Data extract:
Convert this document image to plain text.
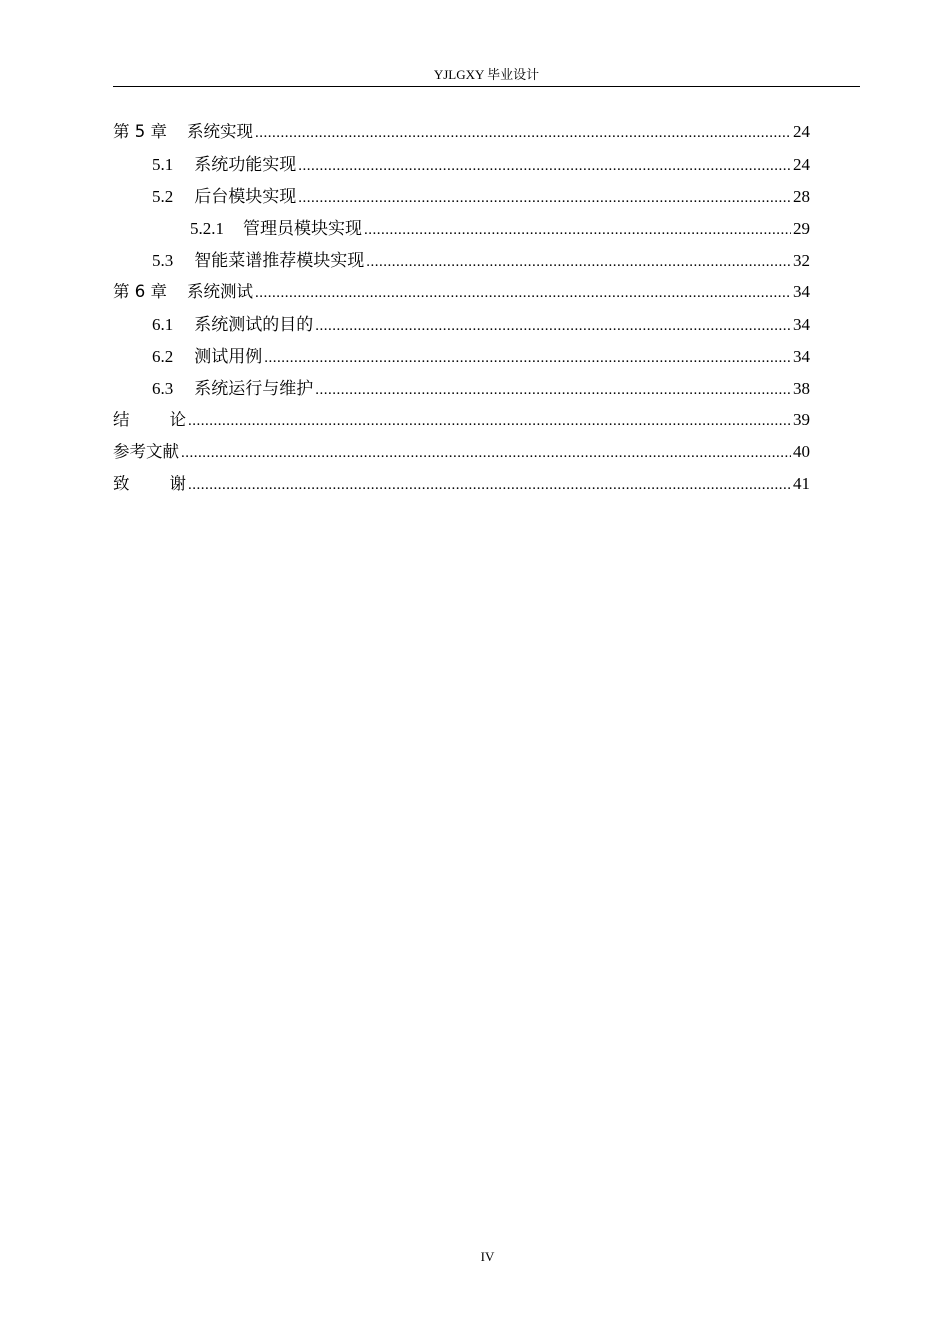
YJLGXY 毕业设计
第 5 章 系统实现 .....	24
5.1 系统功能实现 .....	24
5.2 后台模块实现 .....	28
5.2.1 管理员模块实现 .....	29
5.3 智能菜谱推荐模块实现 .....	32
第 6 章 系统测试 .....	34
6.1 系统测试的目的 .....	34
6.2 测试用例 .....	34
6.3 系统运行与维护 .....	38
结论 .....	39
参考文献 .....	40
致谢 .....	41
IV
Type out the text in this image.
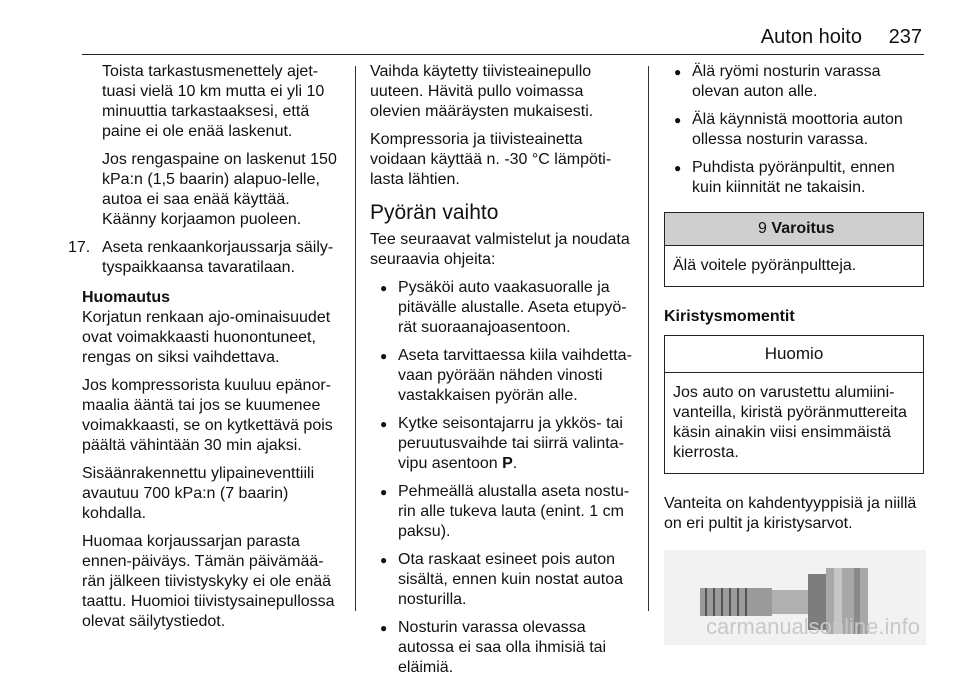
Auton hoito 237

Toista tarkastusmenettely ajet-tuasi vielä 10 km mutta ei yli 10 minuuttia tarkastaaksesi, että paine ei ole enää laskenut.

Jos rengaspaine on laskenut 150 kPa:n (1,5 baarin) alapuo-lelle, autoa ei saa enää käyttää. Käänny korjaamon puoleen.

17. Aseta renkaankorjaussarja säily-tyspaikkaansa tavaratilaan.
Huomautus

Korjatun renkaan ajo-ominaisuudet ovat voimakkaasti huonontuneet, rengas on siksi vaihdettava.

Jos kompressorista kuuluu epänor-maalia ääntä tai jos se kuumenee voimakkaasti, se on kytkettävä pois päältä vähintään 30 min ajaksi.

Sisäänrakennettu ylipaineventtiili avautuu 700 kPa:n (7 baarin) kohdalla.

Huomaa korjaussarjan parasta ennen-päiväys. Tämän päivämää-rän jälkeen tiivistyskyky ei ole enää taattu. Huomioi tiivistysainepullossa olevat säilytystiedot.

Vaihda käytetty tiivisteainepullo uuteen. Hävitä pullo voimassa olevien määräysten mukaisesti.

Kompressoria ja tiivisteainetta voidaan käyttää n. -30 °C lämpöti-lasta lähtien.

Pyörän vaihto

Tee seuraavat valmistelut ja noudata seuraavia ohjeita:

● Pysäköi auto vaakasuoralle ja pitävälle alustalle. Aseta etupyö-rät suoraanajoasentoon.
● Aseta tarvittaessa kiila vaihdetta-vaan pyörään nähden vinosti vastakkaisen pyörän alle.
● Kytke seisontajarru ja ykkös- tai peruutusvaihde tai siirrä valinta-vipu asentoon P.
● Pehmeällä alustalla aseta nostu-rin alle tukeva lauta (enint. 1 cm paksu).
● Ota raskaat esineet pois auton sisältä, ennen kuin nostat autoa nosturilla.
● Nosturin varassa olevassa autossa ei saa olla ihmisiä tai eläimiä.
● Älä ryömi nosturin varassa olevan auton alle.
● Älä käynnistä moottoria auton ollessa nosturin varassa.
● Puhdista pyöränpultit, ennen kuin kiinnität ne takaisin.
9 Varoitus
Älä voitele pyöränpultteja.

Kiristysmomentit

Huomio
Jos auto on varustettu alumiini-vanteilla, kiristä pyöränmuttereita käsin ainakin viisi ensimmäistä kierrosta.

Vanteita on kahdentyyppisiä ja niillä on eri pultit ja kiristysarvot.

carmanualsonline.info
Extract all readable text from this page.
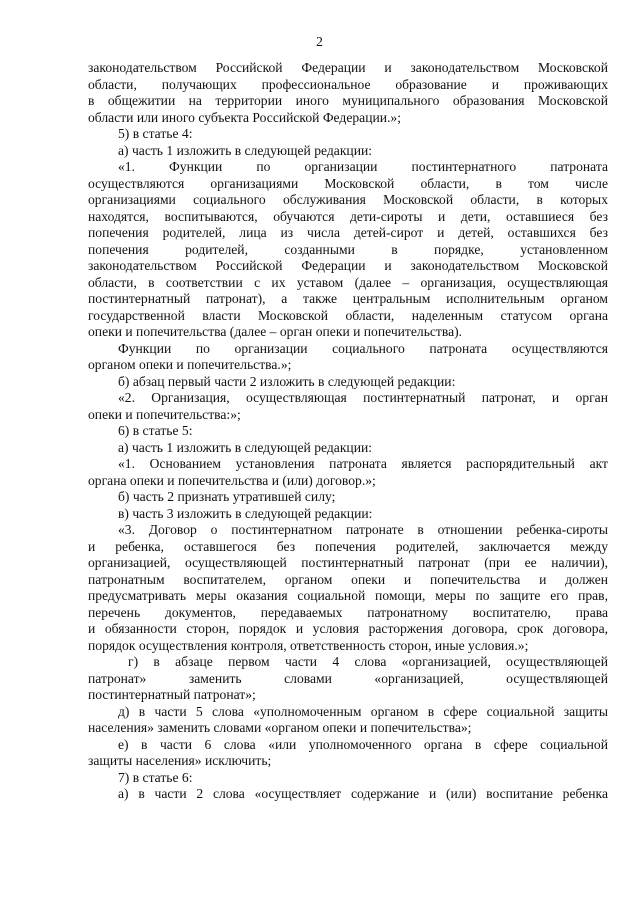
2
законодательством Российской Федерации и законодательством Московской
области, получающих профессиональное образование и проживающих
в общежитии на территории иного муниципального образования Московской
области или иного субъекта Российской Федерации.»;
5) в статье 4:
а) часть 1 изложить в следующей редакции:
«1. Функции по организации постинтернатного патроната
осуществляются организациями Московской области, в том числе
организациями социального обслуживания Московской области, в которых
находятся, воспитываются, обучаются дети-сироты и дети, оставшиеся без
попечения родителей, лица из числа детей-сирот и детей, оставшихся без
попечения родителей, созданными в порядке, установленном
законодательством Российской Федерации и законодательством Московской
области, в соответствии с их уставом (далее – организация, осуществляющая
постинтернатный патронат), а также центральным исполнительным органом
государственной власти Московской области, наделенным статусом органа
опеки и попечительства (далее – орган опеки и попечительства).
Функции по организации социального патроната осуществляются
органом опеки и попечительства.»;
б) абзац первый части 2 изложить в следующей редакции:
«2. Организация, осуществляющая постинтернатный патронат, и орган
опеки и попечительства:»;
6) в статье 5:
а) часть 1 изложить в следующей редакции:
«1. Основанием установления патроната является распорядительный акт
органа опеки и попечительства и (или) договор.»;
б) часть 2 признать утратившей силу;
в) часть 3 изложить в следующей редакции:
«3. Договор о постинтернатном патронате в отношении ребенка-сироты
и ребенка, оставшегося без попечения родителей, заключается между
организацией, осуществляющей постинтернатный патронат (при ее наличии),
патронатным воспитателем, органом опеки и попечительства и должен
предусматривать меры оказания социальной помощи, меры по защите его прав,
перечень документов, передаваемых патронатному воспитателю, права
и обязанности сторон, порядок и условия расторжения договора, срок договора,
порядок осуществления контроля, ответственность сторон, иные условия.»;
г) в абзаце первом части 4 слова «организацией, осуществляющей
патронат» заменить словами «организацией, осуществляющей
постинтернатный патронат»;
д) в части 5 слова «уполномоченным органом в сфере социальной защиты
населения» заменить словами «органом опеки и попечительства»;
е) в части 6 слова «или уполномоченного органа в сфере социальной
защиты населения» исключить;
7) в статье 6:
а) в части 2 слова «осуществляет содержание и (или) воспитание ребенка
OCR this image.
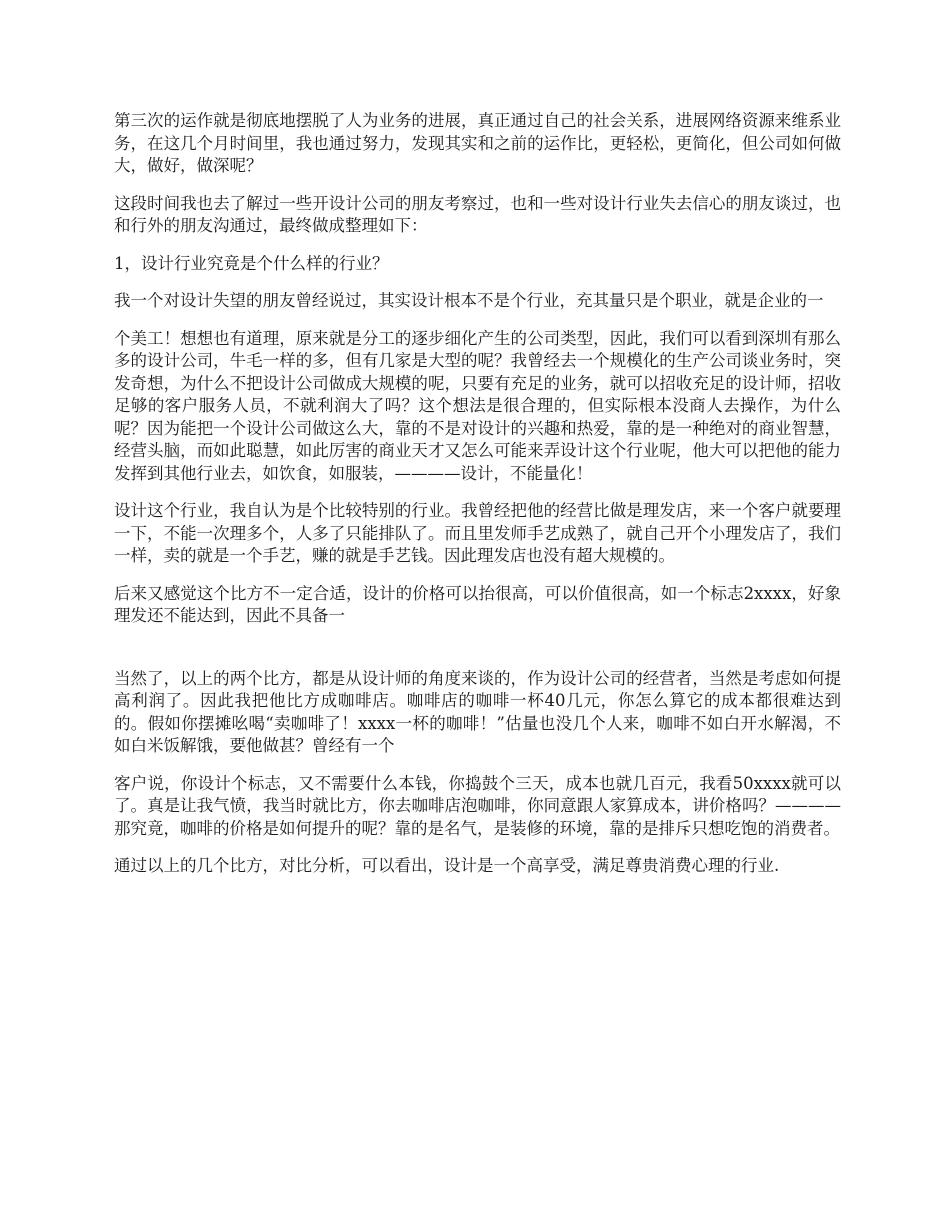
第三次的运作就是彻底地摆脱了人为业务的进展，真正通过自己的社会关系，进展网络资源来维系业务，在这几个月时间里，我也通过努力，发现其实和之前的运作比，更轻松，更简化，但公司如何做大，做好，做深呢？

这段时间我也去了解过一些开设计公司的朋友考察过，也和一些对设计行业失去信心的朋友谈过，也和行外的朋友沟通过，最终做成整理如下：

1，设计行业究竟是个什么样的行业？

我一个对设计失望的朋友曾经说过，其实设计根本不是个行业，充其量只是个职业，就是企业的一

个美工！想想也有道理，原来就是分工的逐步细化产生的公司类型，因此，我们可以看到深圳有那么多的设计公司，牛毛一样的多，但有几家是大型的呢？我曾经去一个规模化的生产公司谈业务时，突发奇想，为什么不把设计公司做成大规模的呢，只要有充足的业务，就可以招收充足的设计师，招收足够的客户服务人员，不就利润大了吗？这个想法是很合理的，但实际根本没商人去操作，为什么呢？因为能把一个设计公司做这么大，靠的不是对设计的兴趣和热爱，靠的是一种绝对的商业智慧，经营头脑，而如此聪慧，如此厉害的商业天才又怎么可能来弄设计这个行业呢，他大可以把他的能力发挥到其他行业去，如饮食，如服装，————设计，不能量化！

设计这个行业，我自认为是个比较特别的行业。我曾经把他的经营比做是理发店，来一个客户就要理一下，不能一次理多个，人多了只能排队了。而且里发师手艺成熟了，就自己开个小理发店了，我们一样，卖的就是一个手艺，赚的就是手艺钱。因此理发店也没有超大规模的。

后来又感觉这个比方不一定合适，设计的价格可以抬很高，可以价值很高，如一个标志2xxxx，好象理发还不能达到，因此不具备一

当然了，以上的两个比方，都是从设计师的角度来谈的，作为设计公司的经营者，当然是考虑如何提高利润了。因此我把他比方成咖啡店。咖啡店的咖啡一杯40几元，你怎么算它的成本都很难达到的。假如你摆摊吆喝“卖咖啡了！xxxx一杯的咖啡！”估量也没几个人来，咖啡不如白开水解渴，不如白米饭解饿，要他做甚？曾经有一个

客户说，你设计个标志，又不需要什么本钱，你捣鼓个三天，成本也就几百元，我看50xxxx就可以了。真是让我气愤，我当时就比方，你去咖啡店泡咖啡，你同意跟人家算成本，讲价格吗？————那究竟，咖啡的价格是如何提升的呢？靠的是名气，是装修的环境，靠的是排斥只想吃饱的消费者。

通过以上的几个比方，对比分析，可以看出，设计是一个高享受，满足尊贵消费心理的行业.
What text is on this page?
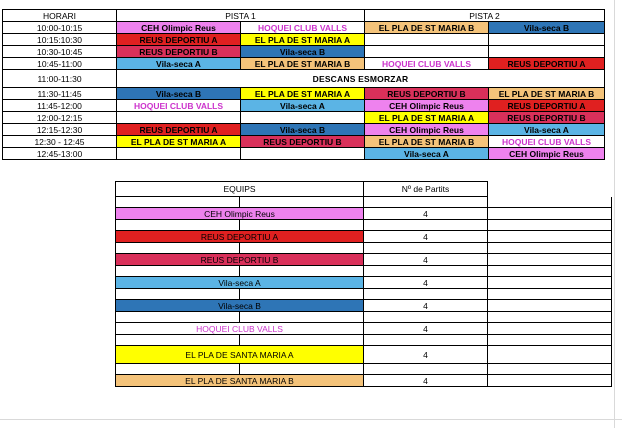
HORARI	PISTA 1		PISTA 2	
10:00-10:15	CEH Olimpic Reus	HOQUEI CLUB VALLS	EL PLA DE ST MARIA B	Vila-seca B
10:15:10:30	REUS DEPORTIU A	EL PLA DE ST MARIA A		
10:30-10:45	REUS DEPORTIU B	Vila-seca B		
10:45-11:00	Vila-seca A	EL PLA DE ST MARIA B	HOQUEI CLUB VALLS	REUS DEPORTIU A
11:00-11:30	DESCANS ESMORZAR			
11:30-11:45	Vila-seca B	EL PLA DE ST MARIA A	REUS DEPORTIU B	EL PLA DE ST MARIA B
11:45-12:00	HOQUEI CLUB VALLS	Vila-seca A	CEH Olimpic Reus	REUS DEPORTIU A
12:00-12:15			EL PLA DE ST MARIA A	REUS DEPORTIU B
12:15-12:30	REUS DEPORTIU A	Vila-seca B	CEH Olimpic Reus	Vila-seca A
12:30 - 12:45	EL PLA DE ST MARIA A	REUS DEPORTIU B	EL PLA DE ST MARIA B	HOQUEI CLUB VALLS
12:45-13:00			Vila-seca A	CEH Olimpic Reus
EQUIPS		Nº de Partits	

CEH Olimpic Reus		4	

REUS DEPORTIU A		4	

REUS DEPORTIU B		4	

Vila-seca A		4	

Vila-seca B		4	

HOQUEI CLUB VALLS		4	

EL PLA DE SANTA MARIA A		4	

EL PLA DE SANTA MARIA B		4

Instruction: Using the records above, find and show each line with the string "CLUB".

Full answer:
10:00-10:15	CEH Olimpic Reus	HOQUEI CLUB VALLS	EL PLA DE ST MARIA B	Vila-seca B
10:45-11:00	Vila-seca A	EL PLA DE ST MARIA B	HOQUEI CLUB VALLS	REUS DEPORTIU A
11:45-12:00	HOQUEI CLUB VALLS	Vila-seca A	CEH Olimpic Reus	REUS DEPORTIU A
12:30 - 12:45	EL PLA DE ST MARIA A	REUS DEPORTIU B	EL PLA DE ST MARIA B	HOQUEI CLUB VALLS
HOQUEI CLUB VALLS		4	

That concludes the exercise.